GIVEN REQUEST:
Produce an exact copy of all the records.

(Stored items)
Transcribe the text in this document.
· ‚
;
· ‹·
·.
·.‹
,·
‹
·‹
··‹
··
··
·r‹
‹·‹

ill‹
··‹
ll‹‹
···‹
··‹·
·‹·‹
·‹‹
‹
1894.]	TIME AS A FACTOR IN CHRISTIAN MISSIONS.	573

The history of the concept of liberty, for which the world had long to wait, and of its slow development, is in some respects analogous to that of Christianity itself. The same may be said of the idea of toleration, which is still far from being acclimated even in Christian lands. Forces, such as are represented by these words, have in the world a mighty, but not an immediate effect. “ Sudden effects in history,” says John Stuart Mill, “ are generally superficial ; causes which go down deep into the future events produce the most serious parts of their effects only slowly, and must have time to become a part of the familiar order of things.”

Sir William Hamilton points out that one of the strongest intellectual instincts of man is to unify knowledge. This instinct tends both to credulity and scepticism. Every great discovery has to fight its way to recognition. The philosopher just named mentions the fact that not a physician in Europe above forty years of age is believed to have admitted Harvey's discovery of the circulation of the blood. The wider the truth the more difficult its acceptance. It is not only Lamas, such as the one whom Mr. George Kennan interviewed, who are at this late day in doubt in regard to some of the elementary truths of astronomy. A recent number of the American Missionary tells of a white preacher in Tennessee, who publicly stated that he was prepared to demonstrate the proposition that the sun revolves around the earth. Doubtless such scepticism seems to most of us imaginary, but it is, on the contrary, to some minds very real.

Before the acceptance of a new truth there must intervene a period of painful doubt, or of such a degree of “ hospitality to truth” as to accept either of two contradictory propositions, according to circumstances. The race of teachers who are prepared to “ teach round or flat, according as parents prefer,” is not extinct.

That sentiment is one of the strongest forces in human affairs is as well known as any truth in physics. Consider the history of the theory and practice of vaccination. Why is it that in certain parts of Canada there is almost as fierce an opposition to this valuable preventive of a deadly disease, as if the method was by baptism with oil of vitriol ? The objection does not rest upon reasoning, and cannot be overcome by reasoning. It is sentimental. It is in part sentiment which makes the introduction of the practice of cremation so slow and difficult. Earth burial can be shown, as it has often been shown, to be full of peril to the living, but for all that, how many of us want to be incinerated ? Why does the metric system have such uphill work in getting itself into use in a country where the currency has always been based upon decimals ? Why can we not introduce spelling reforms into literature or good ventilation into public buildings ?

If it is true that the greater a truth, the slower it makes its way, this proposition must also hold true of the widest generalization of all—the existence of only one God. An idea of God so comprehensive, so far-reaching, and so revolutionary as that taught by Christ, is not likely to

OUTPUT:
Transcribe the text in this document.
· ‚
;
· ‹·
·.
·.‹
,·
‹
·‹
··‹
··
··
·r‹
‹·‹

ill‹
··‹
ll‹‹
···‹
··‹·
·‹·‹
·‹‹
‹
1894.]	TIME AS A FACTOR IN CHRISTIAN MISSIONS.	573

The history of the concept of liberty, for which the world had long to wait, and of its slow development, is in some respects analogous to that of Christianity itself. The same may be said of the idea of toleration, which is still far from being acclimated even in Christian lands. Forces, such as are represented by these words, have in the world a mighty, but not an immediate effect. “ Sudden effects in history,” says John Stuart Mill, “ are generally superficial ; causes which go down deep into the future events produce the most serious parts of their effects only slowly, and must have time to become a part of the familiar order of things.”

Sir William Hamilton points out that one of the strongest intellectual instincts of man is to unify knowledge. This instinct tends both to credulity and scepticism. Every great discovery has to fight its way to recognition. The philosopher just named mentions the fact that not a physician in Europe above forty years of age is believed to have admitted Harvey's discovery of the circulation of the blood. The wider the truth the more difficult its acceptance. It is not only Lamas, such as the one whom Mr. George Kennan interviewed, who are at this late day in doubt in regard to some of the elementary truths of astronomy. A recent number of the American Missionary tells of a white preacher in Tennessee, who publicly stated that he was prepared to demonstrate the proposition that the sun revolves around the earth. Doubtless such scepticism seems to most of us imaginary, but it is, on the contrary, to some minds very real.

Before the acceptance of a new truth there must intervene a period of painful doubt, or of such a degree of “ hospitality to truth” as to accept either of two contradictory propositions, according to circumstances. The race of teachers who are prepared to “ teach round or flat, according as parents prefer,” is not extinct.

That sentiment is one of the strongest forces in human affairs is as well known as any truth in physics. Consider the history of the theory and practice of vaccination. Why is it that in certain parts of Canada there is almost as fierce an opposition to this valuable preventive of a deadly disease, as if the method was by baptism with oil of vitriol ? The objection does not rest upon reasoning, and cannot be overcome by reasoning. It is sentimental. It is in part sentiment which makes the introduction of the practice of cremation so slow and difficult. Earth burial can be shown, as it has often been shown, to be full of peril to the living, but for all that, how many of us want to be incinerated ? Why does the metric system have such uphill work in getting itself into use in a country where the currency has always been based upon decimals ? Why can we not introduce spelling reforms into literature or good ventilation into public buildings ?

If it is true that the greater a truth, the slower it makes its way, this proposition must also hold true of the widest generalization of all—the existence of only one God. An idea of God so comprehensive, so far-reaching, and so revolutionary as that taught by Christ, is not likely to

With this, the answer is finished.